Alıştırma malzemesi >>

----------

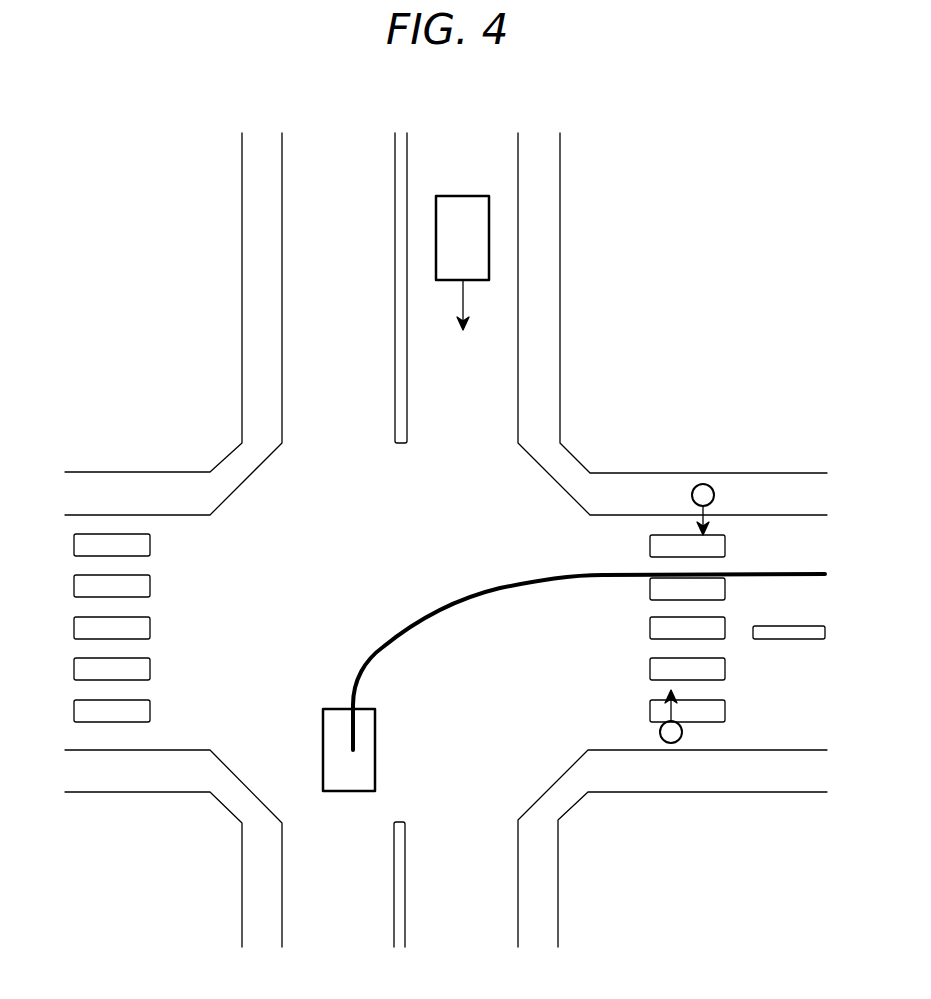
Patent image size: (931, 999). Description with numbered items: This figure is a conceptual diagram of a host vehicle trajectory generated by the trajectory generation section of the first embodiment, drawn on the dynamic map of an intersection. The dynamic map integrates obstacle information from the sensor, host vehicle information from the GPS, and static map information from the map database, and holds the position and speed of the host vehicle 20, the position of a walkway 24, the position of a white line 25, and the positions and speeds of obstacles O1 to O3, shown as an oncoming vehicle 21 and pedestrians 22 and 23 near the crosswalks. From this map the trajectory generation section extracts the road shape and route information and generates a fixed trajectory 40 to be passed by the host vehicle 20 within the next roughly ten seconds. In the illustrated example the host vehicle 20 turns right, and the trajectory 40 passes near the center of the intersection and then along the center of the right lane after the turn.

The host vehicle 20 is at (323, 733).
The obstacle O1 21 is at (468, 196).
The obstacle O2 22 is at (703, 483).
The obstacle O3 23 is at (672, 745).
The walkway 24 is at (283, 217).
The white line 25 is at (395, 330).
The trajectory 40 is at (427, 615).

----------

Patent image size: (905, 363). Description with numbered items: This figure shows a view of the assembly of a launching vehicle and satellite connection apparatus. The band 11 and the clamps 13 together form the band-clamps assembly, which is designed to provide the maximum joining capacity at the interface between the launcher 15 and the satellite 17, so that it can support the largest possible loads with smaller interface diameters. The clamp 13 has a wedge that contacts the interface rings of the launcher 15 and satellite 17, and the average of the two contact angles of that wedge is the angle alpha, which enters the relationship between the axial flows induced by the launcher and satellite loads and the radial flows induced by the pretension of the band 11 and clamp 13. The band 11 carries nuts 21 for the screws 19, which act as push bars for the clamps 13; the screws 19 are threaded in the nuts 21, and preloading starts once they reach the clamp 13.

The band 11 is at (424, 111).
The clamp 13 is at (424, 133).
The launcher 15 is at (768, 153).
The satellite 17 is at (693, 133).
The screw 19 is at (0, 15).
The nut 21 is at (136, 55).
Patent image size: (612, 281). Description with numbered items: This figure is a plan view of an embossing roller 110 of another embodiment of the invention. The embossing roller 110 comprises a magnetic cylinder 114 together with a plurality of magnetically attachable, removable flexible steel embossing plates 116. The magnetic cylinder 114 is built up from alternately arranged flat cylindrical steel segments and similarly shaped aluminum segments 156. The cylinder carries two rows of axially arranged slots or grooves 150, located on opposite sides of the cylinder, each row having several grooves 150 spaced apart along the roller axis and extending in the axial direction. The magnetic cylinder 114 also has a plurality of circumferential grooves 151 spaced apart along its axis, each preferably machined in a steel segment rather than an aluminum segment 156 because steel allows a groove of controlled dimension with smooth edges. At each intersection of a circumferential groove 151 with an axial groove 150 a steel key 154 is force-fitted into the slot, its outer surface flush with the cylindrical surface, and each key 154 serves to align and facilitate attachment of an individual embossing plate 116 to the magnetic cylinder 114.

----------

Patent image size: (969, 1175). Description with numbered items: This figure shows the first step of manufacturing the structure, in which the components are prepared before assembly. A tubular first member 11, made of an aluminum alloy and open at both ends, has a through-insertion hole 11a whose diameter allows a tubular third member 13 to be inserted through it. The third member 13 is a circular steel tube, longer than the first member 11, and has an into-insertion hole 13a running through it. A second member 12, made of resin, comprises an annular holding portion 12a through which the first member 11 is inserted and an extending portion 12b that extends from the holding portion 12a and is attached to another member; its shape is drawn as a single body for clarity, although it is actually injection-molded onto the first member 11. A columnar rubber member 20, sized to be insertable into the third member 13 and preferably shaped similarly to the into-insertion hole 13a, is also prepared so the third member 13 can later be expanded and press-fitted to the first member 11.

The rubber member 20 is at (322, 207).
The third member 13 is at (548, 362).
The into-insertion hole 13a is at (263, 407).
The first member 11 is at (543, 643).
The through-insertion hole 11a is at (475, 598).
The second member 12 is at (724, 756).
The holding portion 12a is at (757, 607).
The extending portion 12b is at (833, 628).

----------

Görev >> Malzemede "Patent image size: (905, 363)." geçen satırla başlayıp "The nut 21 is at (136, 55)." geçen satırla biten satırları, bu iki satır da dahil olmak üzere, hiçbir şeyi değiştirmeden tekrar yazın.

Çözüm >>
Patent image size: (905, 363). Description with numbered items: This figure shows a view of the assembly of a launching vehicle and satellite connection apparatus. The band 11 and the clamps 13 together form the band-clamps assembly, which is designed to provide the maximum joining capacity at the interface between the launcher 15 and the satellite 17, so that it can support the largest possible loads with smaller interface diameters. The clamp 13 has a wedge that contacts the interface rings of the launcher 15 and satellite 17, and the average of the two contact angles of that wedge is the angle alpha, which enters the relationship between the axial flows induced by the launcher and satellite loads and the radial flows induced by the pretension of the band 11 and clamp 13. The band 11 carries nuts 21 for the screws 19, which act as push bars for the clamps 13; the screws 19 are threaded in the nuts 21, and preloading starts once they reach the clamp 13.

The band 11 is at (424, 111).
The clamp 13 is at (424, 133).
The launcher 15 is at (768, 153).
The satellite 17 is at (693, 133).
The screw 19 is at (0, 15).
The nut 21 is at (136, 55).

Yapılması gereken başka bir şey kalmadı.